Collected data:
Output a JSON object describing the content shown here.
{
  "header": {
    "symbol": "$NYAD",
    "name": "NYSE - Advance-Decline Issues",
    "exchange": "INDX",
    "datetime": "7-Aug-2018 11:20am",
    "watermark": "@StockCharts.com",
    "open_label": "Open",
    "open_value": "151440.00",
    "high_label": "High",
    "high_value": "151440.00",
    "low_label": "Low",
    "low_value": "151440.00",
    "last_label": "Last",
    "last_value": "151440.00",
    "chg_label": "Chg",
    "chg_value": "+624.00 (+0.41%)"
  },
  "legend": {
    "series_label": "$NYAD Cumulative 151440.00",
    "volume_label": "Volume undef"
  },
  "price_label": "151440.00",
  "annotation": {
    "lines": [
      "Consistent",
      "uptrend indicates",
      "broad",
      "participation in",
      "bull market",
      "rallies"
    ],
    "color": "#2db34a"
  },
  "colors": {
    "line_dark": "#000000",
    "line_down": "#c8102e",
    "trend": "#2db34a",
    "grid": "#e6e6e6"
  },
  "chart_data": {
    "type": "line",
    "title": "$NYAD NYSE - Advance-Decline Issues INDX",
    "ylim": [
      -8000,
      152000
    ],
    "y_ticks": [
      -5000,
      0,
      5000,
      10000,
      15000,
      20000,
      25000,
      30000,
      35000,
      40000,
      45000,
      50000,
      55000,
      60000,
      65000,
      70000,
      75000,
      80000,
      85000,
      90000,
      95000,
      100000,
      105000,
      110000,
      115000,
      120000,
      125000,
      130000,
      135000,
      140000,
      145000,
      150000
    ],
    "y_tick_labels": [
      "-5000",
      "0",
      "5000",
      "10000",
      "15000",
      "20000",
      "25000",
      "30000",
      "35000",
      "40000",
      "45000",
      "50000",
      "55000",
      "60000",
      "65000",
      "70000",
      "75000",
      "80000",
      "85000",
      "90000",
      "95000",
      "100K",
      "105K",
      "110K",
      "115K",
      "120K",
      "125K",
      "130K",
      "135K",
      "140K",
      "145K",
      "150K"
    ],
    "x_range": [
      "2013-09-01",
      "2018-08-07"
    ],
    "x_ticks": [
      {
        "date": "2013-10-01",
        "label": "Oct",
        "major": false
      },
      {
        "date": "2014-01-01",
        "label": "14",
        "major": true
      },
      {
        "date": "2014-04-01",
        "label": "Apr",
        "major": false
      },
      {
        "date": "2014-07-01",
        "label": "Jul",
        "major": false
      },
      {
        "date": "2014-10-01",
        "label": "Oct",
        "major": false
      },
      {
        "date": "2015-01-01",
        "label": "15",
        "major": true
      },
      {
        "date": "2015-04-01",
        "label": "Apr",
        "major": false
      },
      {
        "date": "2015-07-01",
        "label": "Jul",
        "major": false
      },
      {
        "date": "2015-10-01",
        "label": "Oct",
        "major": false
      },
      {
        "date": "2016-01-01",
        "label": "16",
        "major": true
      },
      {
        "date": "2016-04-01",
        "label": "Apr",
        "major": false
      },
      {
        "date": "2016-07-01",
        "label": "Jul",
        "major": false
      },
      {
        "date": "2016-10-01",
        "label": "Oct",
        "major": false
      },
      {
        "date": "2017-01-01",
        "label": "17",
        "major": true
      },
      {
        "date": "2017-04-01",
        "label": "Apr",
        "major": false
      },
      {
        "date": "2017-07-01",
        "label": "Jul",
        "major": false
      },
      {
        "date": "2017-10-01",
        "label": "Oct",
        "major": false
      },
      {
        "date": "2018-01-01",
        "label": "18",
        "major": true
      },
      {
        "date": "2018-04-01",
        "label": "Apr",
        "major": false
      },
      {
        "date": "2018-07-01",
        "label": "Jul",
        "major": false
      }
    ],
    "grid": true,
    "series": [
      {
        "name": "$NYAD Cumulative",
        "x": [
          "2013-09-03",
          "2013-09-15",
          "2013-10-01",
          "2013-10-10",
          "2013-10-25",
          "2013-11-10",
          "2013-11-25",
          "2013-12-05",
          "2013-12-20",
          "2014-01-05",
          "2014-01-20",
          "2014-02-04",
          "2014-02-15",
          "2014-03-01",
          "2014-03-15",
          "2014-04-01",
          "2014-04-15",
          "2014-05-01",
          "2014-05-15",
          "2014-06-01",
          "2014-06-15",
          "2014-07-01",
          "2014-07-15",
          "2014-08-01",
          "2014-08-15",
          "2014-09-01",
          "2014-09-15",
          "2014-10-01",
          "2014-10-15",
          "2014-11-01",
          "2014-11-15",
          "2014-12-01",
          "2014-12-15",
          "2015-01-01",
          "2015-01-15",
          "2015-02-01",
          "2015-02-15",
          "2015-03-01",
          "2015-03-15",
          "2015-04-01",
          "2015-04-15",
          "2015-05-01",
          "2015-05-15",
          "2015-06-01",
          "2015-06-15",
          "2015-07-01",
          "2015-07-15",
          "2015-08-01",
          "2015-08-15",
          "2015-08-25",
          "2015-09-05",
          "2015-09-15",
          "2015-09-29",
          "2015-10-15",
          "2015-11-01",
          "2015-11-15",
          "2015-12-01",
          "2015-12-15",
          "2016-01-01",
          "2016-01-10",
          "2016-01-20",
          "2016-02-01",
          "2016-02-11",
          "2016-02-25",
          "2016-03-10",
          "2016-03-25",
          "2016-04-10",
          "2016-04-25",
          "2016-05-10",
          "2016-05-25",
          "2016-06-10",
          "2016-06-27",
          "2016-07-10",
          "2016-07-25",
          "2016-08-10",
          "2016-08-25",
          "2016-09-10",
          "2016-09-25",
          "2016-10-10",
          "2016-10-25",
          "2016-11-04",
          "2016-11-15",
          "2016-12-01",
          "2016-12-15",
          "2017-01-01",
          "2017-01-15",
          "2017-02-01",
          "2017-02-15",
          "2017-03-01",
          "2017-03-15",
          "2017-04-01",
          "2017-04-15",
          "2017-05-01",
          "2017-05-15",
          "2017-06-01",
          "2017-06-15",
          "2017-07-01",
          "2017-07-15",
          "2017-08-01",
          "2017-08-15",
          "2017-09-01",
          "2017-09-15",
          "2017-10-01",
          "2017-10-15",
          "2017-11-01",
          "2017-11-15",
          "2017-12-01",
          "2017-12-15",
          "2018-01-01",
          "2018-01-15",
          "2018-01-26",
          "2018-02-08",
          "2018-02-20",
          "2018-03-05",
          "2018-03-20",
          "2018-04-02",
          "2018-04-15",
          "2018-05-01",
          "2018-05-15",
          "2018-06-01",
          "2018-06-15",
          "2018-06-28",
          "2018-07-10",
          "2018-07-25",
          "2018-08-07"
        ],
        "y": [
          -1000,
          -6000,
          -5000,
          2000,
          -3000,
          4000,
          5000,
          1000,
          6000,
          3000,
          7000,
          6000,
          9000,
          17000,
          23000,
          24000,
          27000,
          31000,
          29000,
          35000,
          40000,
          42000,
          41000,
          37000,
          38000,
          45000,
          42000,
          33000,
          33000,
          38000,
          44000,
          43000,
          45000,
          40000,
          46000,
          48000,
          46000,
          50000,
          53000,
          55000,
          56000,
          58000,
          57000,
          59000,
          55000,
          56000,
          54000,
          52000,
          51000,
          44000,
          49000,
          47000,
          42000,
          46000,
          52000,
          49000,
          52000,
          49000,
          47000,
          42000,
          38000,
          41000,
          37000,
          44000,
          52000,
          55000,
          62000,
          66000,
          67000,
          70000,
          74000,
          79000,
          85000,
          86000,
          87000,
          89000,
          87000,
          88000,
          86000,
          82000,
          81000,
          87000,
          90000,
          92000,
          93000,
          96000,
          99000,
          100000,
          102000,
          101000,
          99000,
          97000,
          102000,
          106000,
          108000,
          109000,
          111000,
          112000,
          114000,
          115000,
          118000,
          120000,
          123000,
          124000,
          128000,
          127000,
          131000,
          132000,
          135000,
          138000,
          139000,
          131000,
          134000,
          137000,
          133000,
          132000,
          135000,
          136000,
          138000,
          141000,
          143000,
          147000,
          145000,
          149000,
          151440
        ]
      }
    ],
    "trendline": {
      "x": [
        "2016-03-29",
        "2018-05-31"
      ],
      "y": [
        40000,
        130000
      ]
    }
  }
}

▶ [WHAT TO DO]
Only lines with "INDX" are wanted here; list each of them.

▶ [WORKED SOLUTION]
    "exchange": "INDX",
    "title": "$NYAD NYSE - Advance-Decline Issues INDX",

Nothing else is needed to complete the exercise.